**DATA SHOWN:**

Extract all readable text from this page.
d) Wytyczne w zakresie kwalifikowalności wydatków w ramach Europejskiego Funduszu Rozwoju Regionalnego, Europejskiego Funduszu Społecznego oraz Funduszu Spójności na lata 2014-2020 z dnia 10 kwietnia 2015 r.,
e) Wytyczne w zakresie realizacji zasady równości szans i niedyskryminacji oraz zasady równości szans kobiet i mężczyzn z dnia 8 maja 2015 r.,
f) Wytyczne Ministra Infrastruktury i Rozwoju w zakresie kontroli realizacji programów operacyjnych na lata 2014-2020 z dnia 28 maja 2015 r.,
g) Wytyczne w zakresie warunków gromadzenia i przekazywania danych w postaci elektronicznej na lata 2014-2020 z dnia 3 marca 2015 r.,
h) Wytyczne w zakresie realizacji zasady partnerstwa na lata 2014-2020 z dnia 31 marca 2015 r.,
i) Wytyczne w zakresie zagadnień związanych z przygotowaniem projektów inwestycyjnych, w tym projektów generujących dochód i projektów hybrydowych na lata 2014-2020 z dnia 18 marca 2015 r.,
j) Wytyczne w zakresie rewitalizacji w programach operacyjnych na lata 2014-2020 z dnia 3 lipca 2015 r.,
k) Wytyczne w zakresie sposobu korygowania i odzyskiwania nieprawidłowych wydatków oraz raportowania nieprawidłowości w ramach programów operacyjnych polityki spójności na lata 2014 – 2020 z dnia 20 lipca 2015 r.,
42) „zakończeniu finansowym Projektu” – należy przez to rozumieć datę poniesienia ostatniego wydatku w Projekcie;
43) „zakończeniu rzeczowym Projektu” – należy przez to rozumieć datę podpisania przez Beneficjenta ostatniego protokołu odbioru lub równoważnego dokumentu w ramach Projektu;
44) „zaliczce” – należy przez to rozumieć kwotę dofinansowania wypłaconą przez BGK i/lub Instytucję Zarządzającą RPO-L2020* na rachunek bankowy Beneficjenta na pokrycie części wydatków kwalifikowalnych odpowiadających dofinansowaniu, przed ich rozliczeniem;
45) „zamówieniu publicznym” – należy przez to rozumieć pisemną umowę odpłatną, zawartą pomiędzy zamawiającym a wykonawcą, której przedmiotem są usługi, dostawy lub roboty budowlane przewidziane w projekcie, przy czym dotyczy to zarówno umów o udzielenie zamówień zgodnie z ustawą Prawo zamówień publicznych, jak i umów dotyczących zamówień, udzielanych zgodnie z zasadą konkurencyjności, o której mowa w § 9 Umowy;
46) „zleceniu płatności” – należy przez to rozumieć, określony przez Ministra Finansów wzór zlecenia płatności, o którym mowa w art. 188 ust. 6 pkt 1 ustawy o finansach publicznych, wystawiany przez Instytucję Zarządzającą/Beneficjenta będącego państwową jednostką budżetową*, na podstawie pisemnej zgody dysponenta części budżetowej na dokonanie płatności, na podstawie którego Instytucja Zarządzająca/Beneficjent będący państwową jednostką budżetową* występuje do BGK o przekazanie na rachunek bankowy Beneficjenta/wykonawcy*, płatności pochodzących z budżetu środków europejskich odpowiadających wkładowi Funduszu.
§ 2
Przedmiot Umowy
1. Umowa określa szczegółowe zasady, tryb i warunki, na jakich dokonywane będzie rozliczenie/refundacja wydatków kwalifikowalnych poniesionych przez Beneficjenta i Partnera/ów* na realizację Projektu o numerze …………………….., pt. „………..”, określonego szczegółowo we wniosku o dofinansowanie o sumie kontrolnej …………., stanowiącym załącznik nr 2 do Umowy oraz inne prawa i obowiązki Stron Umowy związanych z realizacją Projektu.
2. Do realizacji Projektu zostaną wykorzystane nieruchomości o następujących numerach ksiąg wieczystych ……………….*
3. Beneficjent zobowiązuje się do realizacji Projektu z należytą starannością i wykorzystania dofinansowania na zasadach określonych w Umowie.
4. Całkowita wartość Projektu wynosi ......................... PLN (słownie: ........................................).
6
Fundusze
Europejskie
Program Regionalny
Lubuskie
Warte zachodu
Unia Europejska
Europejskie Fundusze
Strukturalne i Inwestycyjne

**GOAL:** Retype the entries one by one, exactly.

**COMPLETE RESPONSE:**
Extract all readable text from this page.
d) Wytyczne w zakresie kwalifikowalności wydatków w ramach Europejskiego Funduszu Rozwoju Regionalnego, Europejskiego Funduszu Społecznego oraz Funduszu Spójności na lata 2014-2020 z dnia 10 kwietnia 2015 r.,
e) Wytyczne w zakresie realizacji zasady równości szans i niedyskryminacji oraz zasady równości szans kobiet i mężczyzn z dnia 8 maja 2015 r.,
f) Wytyczne Ministra Infrastruktury i Rozwoju w zakresie kontroli realizacji programów operacyjnych na lata 2014-2020 z dnia 28 maja 2015 r.,
g) Wytyczne w zakresie warunków gromadzenia i przekazywania danych w postaci elektronicznej na lata 2014-2020 z dnia 3 marca 2015 r.,
h) Wytyczne w zakresie realizacji zasady partnerstwa na lata 2014-2020 z dnia 31 marca 2015 r.,
i) Wytyczne w zakresie zagadnień związanych z przygotowaniem projektów inwestycyjnych, w tym projektów generujących dochód i projektów hybrydowych na lata 2014-2020 z dnia 18 marca 2015 r.,
j) Wytyczne w zakresie rewitalizacji w programach operacyjnych na lata 2014-2020 z dnia 3 lipca 2015 r.,
k) Wytyczne w zakresie sposobu korygowania i odzyskiwania nieprawidłowych wydatków oraz raportowania nieprawidłowości w ramach programów operacyjnych polityki spójności na lata 2014 – 2020 z dnia 20 lipca 2015 r.,
42) „zakończeniu finansowym Projektu” – należy przez to rozumieć datę poniesienia ostatniego wydatku w Projekcie;
43) „zakończeniu rzeczowym Projektu” – należy przez to rozumieć datę podpisania przez Beneficjenta ostatniego protokołu odbioru lub równoważnego dokumentu w ramach Projektu;
44) „zaliczce” – należy przez to rozumieć kwotę dofinansowania wypłaconą przez BGK i/lub Instytucję Zarządzającą RPO-L2020* na rachunek bankowy Beneficjenta na pokrycie części wydatków kwalifikowalnych odpowiadających dofinansowaniu, przed ich rozliczeniem;
45) „zamówieniu publicznym” – należy przez to rozumieć pisemną umowę odpłatną, zawartą pomiędzy zamawiającym a wykonawcą, której przedmiotem są usługi, dostawy lub roboty budowlane przewidziane w projekcie, przy czym dotyczy to zarówno umów o udzielenie zamówień zgodnie z ustawą Prawo zamówień publicznych, jak i umów dotyczących zamówień, udzielanych zgodnie z zasadą konkurencyjności, o której mowa w § 9 Umowy;
46) „zleceniu płatności” – należy przez to rozumieć, określony przez Ministra Finansów wzór zlecenia płatności, o którym mowa w art. 188 ust. 6 pkt 1 ustawy o finansach publicznych, wystawiany przez Instytucję Zarządzającą/Beneficjenta będącego państwową jednostką budżetową*, na podstawie pisemnej zgody dysponenta części budżetowej na dokonanie płatności, na podstawie którego Instytucja Zarządzająca/Beneficjent będący państwową jednostką budżetową* występuje do BGK o przekazanie na rachunek bankowy Beneficjenta/wykonawcy*, płatności pochodzących z budżetu środków europejskich odpowiadających wkładowi Funduszu.
§ 2
Przedmiot Umowy
1. Umowa określa szczegółowe zasady, tryb i warunki, na jakich dokonywane będzie rozliczenie/refundacja wydatków kwalifikowalnych poniesionych przez Beneficjenta i Partnera/ów* na realizację Projektu o numerze …………………….., pt. „………..”, określonego szczegółowo we wniosku o dofinansowanie o sumie kontrolnej …………., stanowiącym załącznik nr 2 do Umowy oraz inne prawa i obowiązki Stron Umowy związanych z realizacją Projektu.
2. Do realizacji Projektu zostaną wykorzystane nieruchomości o następujących numerach ksiąg wieczystych ……………….*
3. Beneficjent zobowiązuje się do realizacji Projektu z należytą starannością i wykorzystania dofinansowania na zasadach określonych w Umowie.
4. Całkowita wartość Projektu wynosi ......................... PLN (słownie: ........................................).
6
Fundusze
Europejskie
Program Regionalny
Lubuskie
Warte zachodu
Unia Europejska
Europejskie Fundusze
Strukturalne i Inwestycyjne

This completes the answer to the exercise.